* To do: Bring together all lines of the material below that contain the string "emoji".

──────────

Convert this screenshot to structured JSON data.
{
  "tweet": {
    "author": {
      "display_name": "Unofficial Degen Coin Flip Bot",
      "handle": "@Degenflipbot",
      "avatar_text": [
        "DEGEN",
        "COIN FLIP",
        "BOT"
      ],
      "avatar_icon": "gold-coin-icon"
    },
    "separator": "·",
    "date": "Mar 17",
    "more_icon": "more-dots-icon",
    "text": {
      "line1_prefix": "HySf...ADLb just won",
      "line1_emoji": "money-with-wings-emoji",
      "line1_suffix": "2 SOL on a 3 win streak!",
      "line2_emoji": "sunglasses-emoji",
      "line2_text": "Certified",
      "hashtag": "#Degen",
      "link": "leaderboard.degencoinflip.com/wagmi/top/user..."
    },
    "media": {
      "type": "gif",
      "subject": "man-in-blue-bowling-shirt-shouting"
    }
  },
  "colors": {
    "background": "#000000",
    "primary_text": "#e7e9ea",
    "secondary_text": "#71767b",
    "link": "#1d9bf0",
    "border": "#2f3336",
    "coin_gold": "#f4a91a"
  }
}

──────────

* Task result:
      "line1_emoji": "money-with-wings-emoji",
      "line2_emoji": "sunglasses-emoji",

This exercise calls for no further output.